AIM OF THE TASK -> Find the string "петлю" in the data, then copy every line where it is found.

DATASET RECORDS ->
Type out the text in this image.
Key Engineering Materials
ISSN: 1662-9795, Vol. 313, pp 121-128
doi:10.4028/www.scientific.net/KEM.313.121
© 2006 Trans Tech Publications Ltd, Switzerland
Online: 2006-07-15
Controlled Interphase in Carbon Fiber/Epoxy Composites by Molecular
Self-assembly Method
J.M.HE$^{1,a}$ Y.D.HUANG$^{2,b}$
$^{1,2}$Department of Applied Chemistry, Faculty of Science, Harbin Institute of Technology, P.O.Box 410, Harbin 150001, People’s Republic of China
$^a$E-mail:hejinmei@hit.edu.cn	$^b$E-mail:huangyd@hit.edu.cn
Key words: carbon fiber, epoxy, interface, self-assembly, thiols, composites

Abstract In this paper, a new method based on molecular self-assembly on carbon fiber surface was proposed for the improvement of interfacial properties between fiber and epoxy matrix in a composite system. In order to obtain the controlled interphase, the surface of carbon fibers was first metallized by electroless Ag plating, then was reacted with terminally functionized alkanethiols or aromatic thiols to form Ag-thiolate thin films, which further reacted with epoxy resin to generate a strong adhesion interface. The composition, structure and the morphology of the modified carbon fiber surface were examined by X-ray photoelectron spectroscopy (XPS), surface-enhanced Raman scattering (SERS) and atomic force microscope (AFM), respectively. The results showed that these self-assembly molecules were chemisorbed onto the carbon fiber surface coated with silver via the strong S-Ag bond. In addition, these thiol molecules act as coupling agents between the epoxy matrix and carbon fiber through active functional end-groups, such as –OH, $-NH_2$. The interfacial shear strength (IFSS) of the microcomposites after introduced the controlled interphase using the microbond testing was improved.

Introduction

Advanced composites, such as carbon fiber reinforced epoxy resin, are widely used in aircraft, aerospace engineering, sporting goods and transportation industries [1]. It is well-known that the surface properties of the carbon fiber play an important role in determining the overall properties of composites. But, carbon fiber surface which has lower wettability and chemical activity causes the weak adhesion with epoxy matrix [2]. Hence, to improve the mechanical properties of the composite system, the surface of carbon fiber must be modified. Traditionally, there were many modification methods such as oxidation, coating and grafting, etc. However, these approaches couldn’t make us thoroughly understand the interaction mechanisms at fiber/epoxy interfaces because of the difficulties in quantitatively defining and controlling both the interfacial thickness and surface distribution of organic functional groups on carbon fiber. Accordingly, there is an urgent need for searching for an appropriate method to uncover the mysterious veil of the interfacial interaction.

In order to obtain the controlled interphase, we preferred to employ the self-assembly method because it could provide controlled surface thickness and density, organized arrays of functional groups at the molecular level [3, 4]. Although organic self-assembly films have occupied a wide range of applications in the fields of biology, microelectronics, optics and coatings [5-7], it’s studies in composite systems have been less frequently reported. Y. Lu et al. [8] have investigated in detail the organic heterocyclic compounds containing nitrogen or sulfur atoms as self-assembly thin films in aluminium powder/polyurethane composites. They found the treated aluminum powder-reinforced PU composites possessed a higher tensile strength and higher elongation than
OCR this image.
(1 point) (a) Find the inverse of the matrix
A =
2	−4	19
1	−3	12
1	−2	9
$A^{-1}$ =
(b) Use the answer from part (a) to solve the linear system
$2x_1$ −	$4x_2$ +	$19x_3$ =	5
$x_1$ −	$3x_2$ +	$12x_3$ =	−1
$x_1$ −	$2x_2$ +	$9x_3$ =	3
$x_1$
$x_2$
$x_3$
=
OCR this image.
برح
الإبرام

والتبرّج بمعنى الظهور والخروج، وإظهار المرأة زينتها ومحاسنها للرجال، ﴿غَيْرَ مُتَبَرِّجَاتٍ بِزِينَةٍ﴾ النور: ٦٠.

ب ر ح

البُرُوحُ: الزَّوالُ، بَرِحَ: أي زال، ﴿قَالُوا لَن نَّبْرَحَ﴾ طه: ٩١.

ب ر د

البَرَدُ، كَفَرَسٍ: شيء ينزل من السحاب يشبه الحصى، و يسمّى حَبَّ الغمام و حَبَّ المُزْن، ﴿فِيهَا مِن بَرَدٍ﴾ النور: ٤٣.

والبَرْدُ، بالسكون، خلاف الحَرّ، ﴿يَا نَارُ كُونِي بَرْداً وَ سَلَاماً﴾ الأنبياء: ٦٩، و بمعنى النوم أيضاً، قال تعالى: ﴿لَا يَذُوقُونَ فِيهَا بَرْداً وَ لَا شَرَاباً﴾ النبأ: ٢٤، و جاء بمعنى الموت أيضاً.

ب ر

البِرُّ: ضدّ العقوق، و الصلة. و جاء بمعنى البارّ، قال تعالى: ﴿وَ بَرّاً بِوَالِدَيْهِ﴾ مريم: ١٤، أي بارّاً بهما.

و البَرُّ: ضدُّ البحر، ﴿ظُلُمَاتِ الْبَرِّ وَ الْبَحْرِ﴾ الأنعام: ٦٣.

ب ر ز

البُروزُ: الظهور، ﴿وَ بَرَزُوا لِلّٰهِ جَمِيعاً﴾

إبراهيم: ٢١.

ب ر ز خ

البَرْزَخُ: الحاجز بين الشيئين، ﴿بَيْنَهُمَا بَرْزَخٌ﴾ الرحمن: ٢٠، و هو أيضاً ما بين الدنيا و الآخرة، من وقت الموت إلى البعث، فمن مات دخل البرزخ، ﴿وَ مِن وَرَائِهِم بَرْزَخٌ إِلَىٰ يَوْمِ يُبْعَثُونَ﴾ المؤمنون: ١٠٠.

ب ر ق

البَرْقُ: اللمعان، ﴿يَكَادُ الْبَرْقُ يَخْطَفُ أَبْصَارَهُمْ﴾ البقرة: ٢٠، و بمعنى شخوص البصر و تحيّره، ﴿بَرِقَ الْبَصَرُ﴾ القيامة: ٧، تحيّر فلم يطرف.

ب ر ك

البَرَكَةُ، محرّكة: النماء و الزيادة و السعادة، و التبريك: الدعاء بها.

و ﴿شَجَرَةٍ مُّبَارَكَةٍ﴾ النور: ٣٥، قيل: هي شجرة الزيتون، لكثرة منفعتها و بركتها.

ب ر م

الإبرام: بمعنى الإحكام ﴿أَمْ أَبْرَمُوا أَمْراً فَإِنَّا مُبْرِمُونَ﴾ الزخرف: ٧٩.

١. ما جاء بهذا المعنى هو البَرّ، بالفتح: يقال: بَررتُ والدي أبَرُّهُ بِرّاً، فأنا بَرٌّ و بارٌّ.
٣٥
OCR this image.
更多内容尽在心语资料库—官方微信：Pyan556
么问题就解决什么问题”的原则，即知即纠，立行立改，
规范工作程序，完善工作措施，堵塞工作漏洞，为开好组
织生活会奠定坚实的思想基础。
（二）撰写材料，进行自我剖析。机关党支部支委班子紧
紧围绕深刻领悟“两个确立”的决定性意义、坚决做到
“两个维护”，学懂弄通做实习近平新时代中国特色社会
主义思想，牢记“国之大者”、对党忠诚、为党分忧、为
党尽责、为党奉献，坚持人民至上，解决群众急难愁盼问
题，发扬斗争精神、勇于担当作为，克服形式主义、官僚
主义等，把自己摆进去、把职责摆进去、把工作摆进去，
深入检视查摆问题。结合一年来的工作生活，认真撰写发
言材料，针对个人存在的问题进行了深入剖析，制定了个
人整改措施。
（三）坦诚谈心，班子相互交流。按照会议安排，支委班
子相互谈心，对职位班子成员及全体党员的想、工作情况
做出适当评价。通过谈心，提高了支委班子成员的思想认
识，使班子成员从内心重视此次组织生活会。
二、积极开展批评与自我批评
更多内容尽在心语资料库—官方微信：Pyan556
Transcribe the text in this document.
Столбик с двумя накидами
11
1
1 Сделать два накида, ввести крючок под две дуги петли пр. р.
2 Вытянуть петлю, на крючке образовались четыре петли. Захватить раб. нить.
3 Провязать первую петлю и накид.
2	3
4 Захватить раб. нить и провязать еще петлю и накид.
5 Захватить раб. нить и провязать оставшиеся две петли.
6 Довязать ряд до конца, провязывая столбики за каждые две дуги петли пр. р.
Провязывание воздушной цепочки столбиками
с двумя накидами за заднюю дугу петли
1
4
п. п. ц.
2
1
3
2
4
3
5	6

OUTPUT OF THE EXERCISE ->
2 Вытянуть петлю, на крючке образовались четыре петли. Захватить раб. нить.
3 Провязать первую петлю и накид.
4 Захватить раб. нить и провязать еще петлю и накид.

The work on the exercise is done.